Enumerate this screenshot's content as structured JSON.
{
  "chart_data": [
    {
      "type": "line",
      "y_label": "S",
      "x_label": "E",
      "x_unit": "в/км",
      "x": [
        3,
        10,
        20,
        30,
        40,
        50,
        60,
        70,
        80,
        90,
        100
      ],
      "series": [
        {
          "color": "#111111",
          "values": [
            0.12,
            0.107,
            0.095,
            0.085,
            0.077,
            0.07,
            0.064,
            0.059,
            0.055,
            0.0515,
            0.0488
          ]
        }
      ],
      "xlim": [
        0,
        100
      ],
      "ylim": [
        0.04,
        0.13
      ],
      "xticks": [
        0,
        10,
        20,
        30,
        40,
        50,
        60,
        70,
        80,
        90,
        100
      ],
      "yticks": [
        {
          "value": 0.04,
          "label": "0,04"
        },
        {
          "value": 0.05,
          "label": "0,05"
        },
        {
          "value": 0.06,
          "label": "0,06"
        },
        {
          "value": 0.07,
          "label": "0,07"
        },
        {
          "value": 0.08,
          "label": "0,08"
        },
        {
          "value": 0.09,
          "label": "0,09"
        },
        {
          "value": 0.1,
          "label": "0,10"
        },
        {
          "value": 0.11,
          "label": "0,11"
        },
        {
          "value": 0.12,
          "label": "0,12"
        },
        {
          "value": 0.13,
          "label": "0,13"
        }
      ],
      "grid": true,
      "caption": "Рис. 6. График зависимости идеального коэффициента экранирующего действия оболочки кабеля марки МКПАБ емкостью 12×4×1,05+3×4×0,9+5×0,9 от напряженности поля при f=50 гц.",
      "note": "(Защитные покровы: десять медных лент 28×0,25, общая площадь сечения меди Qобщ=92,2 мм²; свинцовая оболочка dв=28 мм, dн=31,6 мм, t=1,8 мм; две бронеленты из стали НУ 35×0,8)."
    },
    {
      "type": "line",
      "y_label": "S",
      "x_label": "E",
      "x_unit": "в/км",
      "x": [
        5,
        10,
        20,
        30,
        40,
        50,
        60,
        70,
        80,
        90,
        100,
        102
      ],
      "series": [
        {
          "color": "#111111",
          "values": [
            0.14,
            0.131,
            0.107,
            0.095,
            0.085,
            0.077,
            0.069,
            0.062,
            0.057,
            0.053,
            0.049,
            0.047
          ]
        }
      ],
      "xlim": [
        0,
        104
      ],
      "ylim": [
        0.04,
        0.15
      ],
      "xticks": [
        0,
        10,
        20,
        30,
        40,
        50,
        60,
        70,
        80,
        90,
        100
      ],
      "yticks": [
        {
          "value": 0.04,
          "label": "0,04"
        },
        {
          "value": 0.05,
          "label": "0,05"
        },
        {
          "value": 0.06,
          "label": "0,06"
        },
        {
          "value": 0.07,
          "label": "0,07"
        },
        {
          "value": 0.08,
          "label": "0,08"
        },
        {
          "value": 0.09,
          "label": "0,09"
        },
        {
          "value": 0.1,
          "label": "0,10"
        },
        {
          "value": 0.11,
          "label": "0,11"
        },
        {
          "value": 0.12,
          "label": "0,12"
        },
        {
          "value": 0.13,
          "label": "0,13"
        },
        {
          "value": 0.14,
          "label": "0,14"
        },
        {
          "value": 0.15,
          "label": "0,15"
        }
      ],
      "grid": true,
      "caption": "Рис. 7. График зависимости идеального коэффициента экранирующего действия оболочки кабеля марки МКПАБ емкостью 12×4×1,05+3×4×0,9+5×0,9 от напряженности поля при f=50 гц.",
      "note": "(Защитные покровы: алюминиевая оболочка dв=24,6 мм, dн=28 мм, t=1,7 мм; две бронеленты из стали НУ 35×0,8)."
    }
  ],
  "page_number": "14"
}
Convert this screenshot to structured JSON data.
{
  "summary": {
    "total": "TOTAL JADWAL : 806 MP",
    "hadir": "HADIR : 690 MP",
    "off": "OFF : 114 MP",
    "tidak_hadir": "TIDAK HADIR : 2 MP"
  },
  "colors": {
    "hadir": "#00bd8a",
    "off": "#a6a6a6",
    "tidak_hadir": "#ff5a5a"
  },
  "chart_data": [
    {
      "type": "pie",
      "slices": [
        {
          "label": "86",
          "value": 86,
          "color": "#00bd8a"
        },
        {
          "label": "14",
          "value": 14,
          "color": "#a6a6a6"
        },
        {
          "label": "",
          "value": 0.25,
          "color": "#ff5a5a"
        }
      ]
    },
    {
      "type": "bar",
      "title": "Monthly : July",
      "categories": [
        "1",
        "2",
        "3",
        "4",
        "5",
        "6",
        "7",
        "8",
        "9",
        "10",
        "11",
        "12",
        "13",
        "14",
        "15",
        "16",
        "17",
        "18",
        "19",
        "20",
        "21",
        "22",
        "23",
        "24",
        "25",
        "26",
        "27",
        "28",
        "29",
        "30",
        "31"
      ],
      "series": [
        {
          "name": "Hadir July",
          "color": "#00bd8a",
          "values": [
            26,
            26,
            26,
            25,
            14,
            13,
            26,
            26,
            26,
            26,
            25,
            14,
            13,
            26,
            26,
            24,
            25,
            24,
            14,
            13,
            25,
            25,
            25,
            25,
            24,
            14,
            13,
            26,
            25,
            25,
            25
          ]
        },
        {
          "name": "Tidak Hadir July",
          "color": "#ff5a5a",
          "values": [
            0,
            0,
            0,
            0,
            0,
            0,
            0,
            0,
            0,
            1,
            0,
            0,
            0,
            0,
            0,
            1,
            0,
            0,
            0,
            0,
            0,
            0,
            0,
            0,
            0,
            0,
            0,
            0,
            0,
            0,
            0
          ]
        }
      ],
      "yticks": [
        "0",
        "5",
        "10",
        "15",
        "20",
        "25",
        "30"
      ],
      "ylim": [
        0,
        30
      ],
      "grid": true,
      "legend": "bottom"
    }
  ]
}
- - -
Written request:
Pick every line with "действия" in it and copy it.

Answer to the exercise:
      "caption": "Рис. 6. График зависимости идеального коэффициента экранирующего действия оболочки кабеля марки МКПАБ емкостью 12×4×1,05+3×4×0,9+5×0,9 от напряженности поля при f=50 гц.",
      "caption": "Рис. 7. График зависимости идеального коэффициента экранирующего действия оболочки кабеля марки МКПАБ емкостью 12×4×1,05+3×4×0,9+5×0,9 от напряженности поля при f=50 гц.",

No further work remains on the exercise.